| To do |
Please repeat all of the listing exactly.

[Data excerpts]
___
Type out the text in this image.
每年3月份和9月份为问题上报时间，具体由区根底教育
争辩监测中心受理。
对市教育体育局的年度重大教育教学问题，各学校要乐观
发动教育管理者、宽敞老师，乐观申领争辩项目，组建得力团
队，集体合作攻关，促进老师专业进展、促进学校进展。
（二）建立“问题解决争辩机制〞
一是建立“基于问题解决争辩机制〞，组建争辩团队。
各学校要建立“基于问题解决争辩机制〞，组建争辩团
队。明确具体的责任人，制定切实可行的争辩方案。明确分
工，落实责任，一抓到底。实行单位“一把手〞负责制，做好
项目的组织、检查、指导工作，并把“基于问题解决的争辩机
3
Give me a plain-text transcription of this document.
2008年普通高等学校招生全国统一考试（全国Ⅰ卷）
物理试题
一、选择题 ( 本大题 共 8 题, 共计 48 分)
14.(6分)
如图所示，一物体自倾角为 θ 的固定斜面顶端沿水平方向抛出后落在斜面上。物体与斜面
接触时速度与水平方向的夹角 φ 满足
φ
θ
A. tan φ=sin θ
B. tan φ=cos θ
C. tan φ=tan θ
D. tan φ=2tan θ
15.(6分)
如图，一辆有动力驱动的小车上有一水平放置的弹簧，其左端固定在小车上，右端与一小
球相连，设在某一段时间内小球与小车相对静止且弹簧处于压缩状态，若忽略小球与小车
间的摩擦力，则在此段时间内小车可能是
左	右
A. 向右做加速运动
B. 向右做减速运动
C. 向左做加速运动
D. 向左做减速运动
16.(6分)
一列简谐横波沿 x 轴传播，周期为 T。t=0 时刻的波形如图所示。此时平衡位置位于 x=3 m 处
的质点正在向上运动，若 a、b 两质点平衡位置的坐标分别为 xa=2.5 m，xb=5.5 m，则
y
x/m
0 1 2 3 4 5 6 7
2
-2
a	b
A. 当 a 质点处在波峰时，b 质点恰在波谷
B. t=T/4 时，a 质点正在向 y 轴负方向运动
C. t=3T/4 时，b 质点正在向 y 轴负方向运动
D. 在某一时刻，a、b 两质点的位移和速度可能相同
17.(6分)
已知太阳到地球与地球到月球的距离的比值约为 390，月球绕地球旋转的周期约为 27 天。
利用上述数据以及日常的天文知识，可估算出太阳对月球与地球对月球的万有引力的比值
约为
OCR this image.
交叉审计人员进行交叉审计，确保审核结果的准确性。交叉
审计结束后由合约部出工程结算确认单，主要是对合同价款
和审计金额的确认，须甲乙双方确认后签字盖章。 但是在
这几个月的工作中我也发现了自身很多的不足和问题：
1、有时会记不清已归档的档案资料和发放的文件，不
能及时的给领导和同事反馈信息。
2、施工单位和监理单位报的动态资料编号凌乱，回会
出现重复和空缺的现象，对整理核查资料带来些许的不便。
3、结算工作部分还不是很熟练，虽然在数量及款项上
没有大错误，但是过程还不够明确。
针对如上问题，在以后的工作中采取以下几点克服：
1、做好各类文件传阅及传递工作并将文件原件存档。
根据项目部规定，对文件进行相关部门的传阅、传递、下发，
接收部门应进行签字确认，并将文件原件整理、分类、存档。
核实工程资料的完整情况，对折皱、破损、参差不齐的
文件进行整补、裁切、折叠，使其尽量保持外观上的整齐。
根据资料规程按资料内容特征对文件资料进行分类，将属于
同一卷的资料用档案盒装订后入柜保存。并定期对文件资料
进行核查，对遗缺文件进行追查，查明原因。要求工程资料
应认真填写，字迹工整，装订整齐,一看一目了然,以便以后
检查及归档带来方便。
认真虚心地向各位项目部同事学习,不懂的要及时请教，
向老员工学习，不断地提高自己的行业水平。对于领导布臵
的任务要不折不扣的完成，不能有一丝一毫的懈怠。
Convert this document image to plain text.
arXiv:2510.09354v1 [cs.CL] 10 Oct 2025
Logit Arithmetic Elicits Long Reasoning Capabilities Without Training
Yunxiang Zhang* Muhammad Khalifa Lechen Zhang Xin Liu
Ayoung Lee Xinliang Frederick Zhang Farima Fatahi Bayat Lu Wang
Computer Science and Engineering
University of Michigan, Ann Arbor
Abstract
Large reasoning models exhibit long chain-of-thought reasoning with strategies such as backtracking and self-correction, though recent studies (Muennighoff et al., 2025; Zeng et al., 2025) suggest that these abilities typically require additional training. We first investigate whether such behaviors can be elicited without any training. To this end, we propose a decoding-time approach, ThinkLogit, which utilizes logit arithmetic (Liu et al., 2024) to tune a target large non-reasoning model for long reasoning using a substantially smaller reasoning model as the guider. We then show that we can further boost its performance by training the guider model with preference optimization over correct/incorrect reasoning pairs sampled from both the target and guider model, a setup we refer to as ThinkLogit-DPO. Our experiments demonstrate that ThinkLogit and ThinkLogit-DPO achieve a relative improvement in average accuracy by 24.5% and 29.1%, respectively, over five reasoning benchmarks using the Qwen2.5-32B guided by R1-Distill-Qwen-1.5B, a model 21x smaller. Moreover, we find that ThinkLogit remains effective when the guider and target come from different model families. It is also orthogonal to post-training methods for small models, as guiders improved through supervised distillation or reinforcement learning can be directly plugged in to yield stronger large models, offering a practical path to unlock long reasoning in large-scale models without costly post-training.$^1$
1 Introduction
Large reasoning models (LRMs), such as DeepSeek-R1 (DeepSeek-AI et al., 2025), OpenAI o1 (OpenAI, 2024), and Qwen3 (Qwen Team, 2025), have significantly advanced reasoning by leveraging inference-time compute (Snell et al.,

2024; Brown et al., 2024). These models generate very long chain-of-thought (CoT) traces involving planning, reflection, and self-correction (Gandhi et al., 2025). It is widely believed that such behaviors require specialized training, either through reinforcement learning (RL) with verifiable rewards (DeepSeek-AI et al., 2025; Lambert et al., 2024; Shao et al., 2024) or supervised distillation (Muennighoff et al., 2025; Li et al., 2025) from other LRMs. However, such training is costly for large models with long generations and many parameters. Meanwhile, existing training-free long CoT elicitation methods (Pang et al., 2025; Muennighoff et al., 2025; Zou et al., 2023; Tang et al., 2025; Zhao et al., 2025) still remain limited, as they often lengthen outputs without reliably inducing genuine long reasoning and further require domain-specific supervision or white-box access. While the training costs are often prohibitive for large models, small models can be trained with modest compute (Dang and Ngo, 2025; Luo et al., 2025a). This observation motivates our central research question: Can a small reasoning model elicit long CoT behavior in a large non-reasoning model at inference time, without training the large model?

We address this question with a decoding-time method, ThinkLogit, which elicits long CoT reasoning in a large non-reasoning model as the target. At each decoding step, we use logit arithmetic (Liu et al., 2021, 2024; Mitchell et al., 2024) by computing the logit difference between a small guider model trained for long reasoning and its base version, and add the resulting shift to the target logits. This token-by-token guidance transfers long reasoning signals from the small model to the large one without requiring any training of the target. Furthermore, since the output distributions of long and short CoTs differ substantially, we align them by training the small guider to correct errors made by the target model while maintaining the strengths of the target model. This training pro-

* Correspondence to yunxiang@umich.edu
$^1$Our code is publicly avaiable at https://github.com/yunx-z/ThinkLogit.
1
___
| Result of the task |
Type out the text in this image.
每年3月份和9月份为问题上报时间，具体由区根底教育
争辩监测中心受理。
对市教育体育局的年度重大教育教学问题，各学校要乐观
发动教育管理者、宽敞老师，乐观申领争辩项目，组建得力团
队，集体合作攻关，促进老师专业进展、促进学校进展。
（二）建立“问题解决争辩机制〞
一是建立“基于问题解决争辩机制〞，组建争辩团队。
各学校要建立“基于问题解决争辩机制〞，组建争辩团
队。明确具体的责任人，制定切实可行的争辩方案。明确分
工，落实责任，一抓到底。实行单位“一把手〞负责制，做好
项目的组织、检查、指导工作，并把“基于问题解决的争辩机
3
Give me a plain-text transcription of this document.
2008年普通高等学校招生全国统一考试（全国Ⅰ卷）
物理试题
一、选择题 ( 本大题 共 8 题, 共计 48 分)
14.(6分)
如图所示，一物体自倾角为 θ 的固定斜面顶端沿水平方向抛出后落在斜面上。物体与斜面
接触时速度与水平方向的夹角 φ 满足
φ
θ
A. tan φ=sin θ
B. tan φ=cos θ
C. tan φ=tan θ
D. tan φ=2tan θ
15.(6分)
如图，一辆有动力驱动的小车上有一水平放置的弹簧，其左端固定在小车上，右端与一小
球相连，设在某一段时间内小球与小车相对静止且弹簧处于压缩状态，若忽略小球与小车
间的摩擦力，则在此段时间内小车可能是
左	右
A. 向右做加速运动
B. 向右做减速运动
C. 向左做加速运动
D. 向左做减速运动
16.(6分)
一列简谐横波沿 x 轴传播，周期为 T。t=0 时刻的波形如图所示。此时平衡位置位于 x=3 m 处
的质点正在向上运动，若 a、b 两质点平衡位置的坐标分别为 xa=2.5 m，xb=5.5 m，则
y
x/m
0 1 2 3 4 5 6 7
2
-2
a	b
A. 当 a 质点处在波峰时，b 质点恰在波谷
B. t=T/4 时，a 质点正在向 y 轴负方向运动
C. t=3T/4 时，b 质点正在向 y 轴负方向运动
D. 在某一时刻，a、b 两质点的位移和速度可能相同
17.(6分)
已知太阳到地球与地球到月球的距离的比值约为 390，月球绕地球旋转的周期约为 27 天。
利用上述数据以及日常的天文知识，可估算出太阳对月球与地球对月球的万有引力的比值
约为
OCR this image.
交叉审计人员进行交叉审计，确保审核结果的准确性。交叉
审计结束后由合约部出工程结算确认单，主要是对合同价款
和审计金额的确认，须甲乙双方确认后签字盖章。 但是在
这几个月的工作中我也发现了自身很多的不足和问题：
1、有时会记不清已归档的档案资料和发放的文件，不
能及时的给领导和同事反馈信息。
2、施工单位和监理单位报的动态资料编号凌乱，回会
出现重复和空缺的现象，对整理核查资料带来些许的不便。
3、结算工作部分还不是很熟练，虽然在数量及款项上
没有大错误，但是过程还不够明确。
针对如上问题，在以后的工作中采取以下几点克服：
1、做好各类文件传阅及传递工作并将文件原件存档。
根据项目部规定，对文件进行相关部门的传阅、传递、下发，
接收部门应进行签字确认，并将文件原件整理、分类、存档。
核实工程资料的完整情况，对折皱、破损、参差不齐的
文件进行整补、裁切、折叠，使其尽量保持外观上的整齐。
根据资料规程按资料内容特征对文件资料进行分类，将属于
同一卷的资料用档案盒装订后入柜保存。并定期对文件资料
进行核查，对遗缺文件进行追查，查明原因。要求工程资料
应认真填写，字迹工整，装订整齐,一看一目了然,以便以后
检查及归档带来方便。
认真虚心地向各位项目部同事学习,不懂的要及时请教，
向老员工学习，不断地提高自己的行业水平。对于领导布臵
的任务要不折不扣的完成，不能有一丝一毫的懈怠。
Convert this document image to plain text.
arXiv:2510.09354v1 [cs.CL] 10 Oct 2025
Logit Arithmetic Elicits Long Reasoning Capabilities Without Training
Yunxiang Zhang* Muhammad Khalifa Lechen Zhang Xin Liu
Ayoung Lee Xinliang Frederick Zhang Farima Fatahi Bayat Lu Wang
Computer Science and Engineering
University of Michigan, Ann Arbor
Abstract
Large reasoning models exhibit long chain-of-thought reasoning with strategies such as backtracking and self-correction, though recent studies (Muennighoff et al., 2025; Zeng et al., 2025) suggest that these abilities typically require additional training. We first investigate whether such behaviors can be elicited without any training. To this end, we propose a decoding-time approach, ThinkLogit, which utilizes logit arithmetic (Liu et al., 2024) to tune a target large non-reasoning model for long reasoning using a substantially smaller reasoning model as the guider. We then show that we can further boost its performance by training the guider model with preference optimization over correct/incorrect reasoning pairs sampled from both the target and guider model, a setup we refer to as ThinkLogit-DPO. Our experiments demonstrate that ThinkLogit and ThinkLogit-DPO achieve a relative improvement in average accuracy by 24.5% and 29.1%, respectively, over five reasoning benchmarks using the Qwen2.5-32B guided by R1-Distill-Qwen-1.5B, a model 21x smaller. Moreover, we find that ThinkLogit remains effective when the guider and target come from different model families. It is also orthogonal to post-training methods for small models, as guiders improved through supervised distillation or reinforcement learning can be directly plugged in to yield stronger large models, offering a practical path to unlock long reasoning in large-scale models without costly post-training.$^1$
1 Introduction
Large reasoning models (LRMs), such as DeepSeek-R1 (DeepSeek-AI et al., 2025), OpenAI o1 (OpenAI, 2024), and Qwen3 (Qwen Team, 2025), have significantly advanced reasoning by leveraging inference-time compute (Snell et al.,

2024; Brown et al., 2024). These models generate very long chain-of-thought (CoT) traces involving planning, reflection, and self-correction (Gandhi et al., 2025). It is widely believed that such behaviors require specialized training, either through reinforcement learning (RL) with verifiable rewards (DeepSeek-AI et al., 2025; Lambert et al., 2024; Shao et al., 2024) or supervised distillation (Muennighoff et al., 2025; Li et al., 2025) from other LRMs. However, such training is costly for large models with long generations and many parameters. Meanwhile, existing training-free long CoT elicitation methods (Pang et al., 2025; Muennighoff et al., 2025; Zou et al., 2023; Tang et al., 2025; Zhao et al., 2025) still remain limited, as they often lengthen outputs without reliably inducing genuine long reasoning and further require domain-specific supervision or white-box access. While the training costs are often prohibitive for large models, small models can be trained with modest compute (Dang and Ngo, 2025; Luo et al., 2025a). This observation motivates our central research question: Can a small reasoning model elicit long CoT behavior in a large non-reasoning model at inference time, without training the large model?

We address this question with a decoding-time method, ThinkLogit, which elicits long CoT reasoning in a large non-reasoning model as the target. At each decoding step, we use logit arithmetic (Liu et al., 2021, 2024; Mitchell et al., 2024) by computing the logit difference between a small guider model trained for long reasoning and its base version, and add the resulting shift to the target logits. This token-by-token guidance transfers long reasoning signals from the small model to the large one without requiring any training of the target. Furthermore, since the output distributions of long and short CoTs differ substantially, we align them by training the small guider to correct errors made by the target model while maintaining the strengths of the target model. This training pro-

* Correspondence to yunxiang@umich.edu
$^1$Our code is publicly avaiable at https://github.com/yunx-z/ThinkLogit.
1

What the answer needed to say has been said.